STATED TASK
Check each line of the records for "watermark"; collect those that have it.

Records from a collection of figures
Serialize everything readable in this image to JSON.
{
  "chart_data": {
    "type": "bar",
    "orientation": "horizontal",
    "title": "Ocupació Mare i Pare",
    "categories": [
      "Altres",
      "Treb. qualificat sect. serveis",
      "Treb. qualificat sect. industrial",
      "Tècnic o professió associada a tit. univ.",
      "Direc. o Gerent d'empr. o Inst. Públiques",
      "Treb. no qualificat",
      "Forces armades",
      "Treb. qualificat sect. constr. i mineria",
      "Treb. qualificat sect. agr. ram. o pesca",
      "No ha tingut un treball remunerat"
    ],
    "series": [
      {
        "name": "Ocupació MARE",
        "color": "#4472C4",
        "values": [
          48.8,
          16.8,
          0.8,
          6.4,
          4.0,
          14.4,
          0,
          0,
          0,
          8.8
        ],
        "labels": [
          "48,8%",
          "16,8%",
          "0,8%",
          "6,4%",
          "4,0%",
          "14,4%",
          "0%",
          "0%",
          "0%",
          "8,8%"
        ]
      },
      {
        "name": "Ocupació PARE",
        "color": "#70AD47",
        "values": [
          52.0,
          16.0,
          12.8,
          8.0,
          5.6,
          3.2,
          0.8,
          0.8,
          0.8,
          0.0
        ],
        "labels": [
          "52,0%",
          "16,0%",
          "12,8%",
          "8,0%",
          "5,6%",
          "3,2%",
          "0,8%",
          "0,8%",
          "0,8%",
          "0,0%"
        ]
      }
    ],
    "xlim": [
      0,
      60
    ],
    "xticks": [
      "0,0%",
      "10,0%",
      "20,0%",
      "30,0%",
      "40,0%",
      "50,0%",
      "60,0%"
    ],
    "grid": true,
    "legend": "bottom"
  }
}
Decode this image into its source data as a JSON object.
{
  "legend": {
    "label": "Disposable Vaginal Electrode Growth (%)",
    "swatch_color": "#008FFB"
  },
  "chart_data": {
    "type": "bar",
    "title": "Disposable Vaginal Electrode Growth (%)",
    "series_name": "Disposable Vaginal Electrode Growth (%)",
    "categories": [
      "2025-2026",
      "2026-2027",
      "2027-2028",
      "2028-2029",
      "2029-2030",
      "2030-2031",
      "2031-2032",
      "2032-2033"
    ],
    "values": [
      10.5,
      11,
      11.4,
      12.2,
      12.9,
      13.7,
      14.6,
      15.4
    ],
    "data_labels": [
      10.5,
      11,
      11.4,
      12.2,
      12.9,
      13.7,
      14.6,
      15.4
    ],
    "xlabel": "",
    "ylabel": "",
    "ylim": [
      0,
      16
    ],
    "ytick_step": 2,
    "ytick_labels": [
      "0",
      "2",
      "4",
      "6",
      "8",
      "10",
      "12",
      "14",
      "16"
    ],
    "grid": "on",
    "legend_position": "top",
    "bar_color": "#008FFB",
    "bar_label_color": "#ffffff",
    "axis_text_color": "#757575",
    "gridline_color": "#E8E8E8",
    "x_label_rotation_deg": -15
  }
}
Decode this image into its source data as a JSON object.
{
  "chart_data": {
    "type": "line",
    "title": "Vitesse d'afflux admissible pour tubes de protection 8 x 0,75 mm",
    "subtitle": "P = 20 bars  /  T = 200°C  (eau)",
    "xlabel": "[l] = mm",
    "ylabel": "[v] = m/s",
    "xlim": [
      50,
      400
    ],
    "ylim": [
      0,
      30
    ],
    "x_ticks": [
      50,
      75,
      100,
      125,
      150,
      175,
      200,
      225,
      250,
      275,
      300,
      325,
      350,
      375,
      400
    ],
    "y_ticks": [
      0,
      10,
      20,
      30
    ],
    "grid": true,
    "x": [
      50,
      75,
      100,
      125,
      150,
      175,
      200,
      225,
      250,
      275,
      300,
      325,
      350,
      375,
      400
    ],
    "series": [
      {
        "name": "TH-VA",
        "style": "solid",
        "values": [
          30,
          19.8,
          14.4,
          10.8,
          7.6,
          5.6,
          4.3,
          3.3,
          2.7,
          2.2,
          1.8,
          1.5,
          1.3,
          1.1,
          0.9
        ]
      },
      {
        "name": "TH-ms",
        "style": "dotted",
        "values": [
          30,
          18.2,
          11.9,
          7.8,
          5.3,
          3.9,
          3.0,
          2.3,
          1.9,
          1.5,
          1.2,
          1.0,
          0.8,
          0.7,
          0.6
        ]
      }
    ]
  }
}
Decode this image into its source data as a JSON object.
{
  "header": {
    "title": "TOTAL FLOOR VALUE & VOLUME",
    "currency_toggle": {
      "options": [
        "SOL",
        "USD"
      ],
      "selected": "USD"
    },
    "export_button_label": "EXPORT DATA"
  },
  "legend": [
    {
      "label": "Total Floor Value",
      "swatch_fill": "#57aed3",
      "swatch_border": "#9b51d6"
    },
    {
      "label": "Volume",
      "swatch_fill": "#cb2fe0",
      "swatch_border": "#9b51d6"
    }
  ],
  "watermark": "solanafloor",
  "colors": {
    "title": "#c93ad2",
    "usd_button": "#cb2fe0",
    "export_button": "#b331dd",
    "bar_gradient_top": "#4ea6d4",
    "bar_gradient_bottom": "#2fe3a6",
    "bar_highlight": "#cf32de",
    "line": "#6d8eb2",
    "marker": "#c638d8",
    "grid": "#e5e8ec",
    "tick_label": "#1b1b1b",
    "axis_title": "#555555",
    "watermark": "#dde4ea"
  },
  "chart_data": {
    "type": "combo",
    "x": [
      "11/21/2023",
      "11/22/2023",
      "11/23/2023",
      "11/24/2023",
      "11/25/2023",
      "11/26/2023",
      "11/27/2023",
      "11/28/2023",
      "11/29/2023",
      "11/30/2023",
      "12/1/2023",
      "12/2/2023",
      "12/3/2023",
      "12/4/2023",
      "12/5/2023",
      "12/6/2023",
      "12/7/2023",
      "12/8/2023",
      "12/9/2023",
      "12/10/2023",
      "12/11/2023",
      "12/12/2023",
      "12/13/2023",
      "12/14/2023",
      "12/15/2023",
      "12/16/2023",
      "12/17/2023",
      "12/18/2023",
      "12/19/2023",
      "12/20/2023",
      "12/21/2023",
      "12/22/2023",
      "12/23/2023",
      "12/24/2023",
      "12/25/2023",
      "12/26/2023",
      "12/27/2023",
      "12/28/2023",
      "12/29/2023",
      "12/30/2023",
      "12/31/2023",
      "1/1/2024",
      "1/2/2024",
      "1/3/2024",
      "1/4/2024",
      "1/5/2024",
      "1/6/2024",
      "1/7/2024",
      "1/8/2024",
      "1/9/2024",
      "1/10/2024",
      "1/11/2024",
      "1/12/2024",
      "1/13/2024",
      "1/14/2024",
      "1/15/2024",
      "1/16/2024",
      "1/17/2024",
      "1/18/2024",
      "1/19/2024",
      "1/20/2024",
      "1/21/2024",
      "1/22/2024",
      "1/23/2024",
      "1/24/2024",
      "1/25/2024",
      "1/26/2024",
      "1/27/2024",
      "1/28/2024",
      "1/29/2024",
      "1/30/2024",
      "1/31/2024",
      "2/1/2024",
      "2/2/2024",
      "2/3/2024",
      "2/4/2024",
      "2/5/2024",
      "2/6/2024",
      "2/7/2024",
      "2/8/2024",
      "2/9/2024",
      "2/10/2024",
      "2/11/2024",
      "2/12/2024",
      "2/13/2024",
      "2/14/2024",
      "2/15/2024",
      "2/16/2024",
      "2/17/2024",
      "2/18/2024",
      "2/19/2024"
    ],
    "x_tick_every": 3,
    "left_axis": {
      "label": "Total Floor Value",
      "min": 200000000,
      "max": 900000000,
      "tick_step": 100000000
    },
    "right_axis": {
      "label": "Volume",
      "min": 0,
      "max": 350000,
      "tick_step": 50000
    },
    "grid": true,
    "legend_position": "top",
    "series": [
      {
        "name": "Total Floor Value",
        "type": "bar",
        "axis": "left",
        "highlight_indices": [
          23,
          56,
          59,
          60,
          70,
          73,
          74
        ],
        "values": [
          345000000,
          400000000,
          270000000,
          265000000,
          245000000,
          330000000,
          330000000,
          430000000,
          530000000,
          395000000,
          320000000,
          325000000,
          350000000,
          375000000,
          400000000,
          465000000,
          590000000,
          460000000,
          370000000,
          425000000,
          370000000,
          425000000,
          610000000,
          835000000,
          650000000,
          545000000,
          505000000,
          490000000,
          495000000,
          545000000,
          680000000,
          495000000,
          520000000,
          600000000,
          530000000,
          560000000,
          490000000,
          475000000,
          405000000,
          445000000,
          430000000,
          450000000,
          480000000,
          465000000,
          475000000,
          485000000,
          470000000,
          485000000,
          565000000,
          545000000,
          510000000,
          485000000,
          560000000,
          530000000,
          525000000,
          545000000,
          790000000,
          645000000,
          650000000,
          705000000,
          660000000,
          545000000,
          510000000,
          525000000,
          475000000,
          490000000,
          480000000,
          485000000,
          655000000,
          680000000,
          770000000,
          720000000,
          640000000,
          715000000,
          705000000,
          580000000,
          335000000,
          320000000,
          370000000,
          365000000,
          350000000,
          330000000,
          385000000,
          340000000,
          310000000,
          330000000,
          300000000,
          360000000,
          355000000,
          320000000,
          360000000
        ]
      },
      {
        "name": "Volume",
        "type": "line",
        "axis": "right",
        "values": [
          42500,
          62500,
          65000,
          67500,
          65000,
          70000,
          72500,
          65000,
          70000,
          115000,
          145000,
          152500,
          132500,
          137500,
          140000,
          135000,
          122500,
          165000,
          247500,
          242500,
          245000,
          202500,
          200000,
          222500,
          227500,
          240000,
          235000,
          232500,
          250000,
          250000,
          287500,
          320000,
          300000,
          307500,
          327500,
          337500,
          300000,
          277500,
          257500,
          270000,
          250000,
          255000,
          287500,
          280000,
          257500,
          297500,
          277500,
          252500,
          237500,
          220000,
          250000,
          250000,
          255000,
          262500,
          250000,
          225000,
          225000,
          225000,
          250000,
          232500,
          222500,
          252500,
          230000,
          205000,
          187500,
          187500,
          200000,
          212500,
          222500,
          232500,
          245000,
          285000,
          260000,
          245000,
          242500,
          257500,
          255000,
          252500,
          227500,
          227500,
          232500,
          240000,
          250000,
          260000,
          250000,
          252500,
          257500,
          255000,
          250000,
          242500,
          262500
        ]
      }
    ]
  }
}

FULL ANSWER
  "watermark": "solanafloor",
    "watermark": "#dde4ea"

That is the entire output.